◆ **DO THIS**: Repeat the listing in full, exactly as it stands.

Source records:

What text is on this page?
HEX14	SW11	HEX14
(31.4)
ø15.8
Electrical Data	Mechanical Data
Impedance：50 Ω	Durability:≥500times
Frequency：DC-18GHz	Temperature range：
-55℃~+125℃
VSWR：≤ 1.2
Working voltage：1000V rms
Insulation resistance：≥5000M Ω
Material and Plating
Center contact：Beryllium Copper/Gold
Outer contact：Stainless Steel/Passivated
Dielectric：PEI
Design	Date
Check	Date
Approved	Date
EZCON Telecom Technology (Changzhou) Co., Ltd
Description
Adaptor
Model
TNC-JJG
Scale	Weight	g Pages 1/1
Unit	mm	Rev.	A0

◆ **FINAL RESULT**:
What text is on this page?
HEX14	SW11	HEX14
(31.4)
ø15.8
Electrical Data	Mechanical Data
Impedance：50 Ω	Durability:≥500times
Frequency：DC-18GHz	Temperature range：
-55℃~+125℃
VSWR：≤ 1.2
Working voltage：1000V rms
Insulation resistance：≥5000M Ω
Material and Plating
Center contact：Beryllium Copper/Gold
Outer contact：Stainless Steel/Passivated
Dielectric：PEI
Design	Date
Check	Date
Approved	Date
EZCON Telecom Technology (Changzhou) Co., Ltd
Description
Adaptor
Model
TNC-JJG
Scale	Weight	g Pages 1/1
Unit	mm	Rev.	A0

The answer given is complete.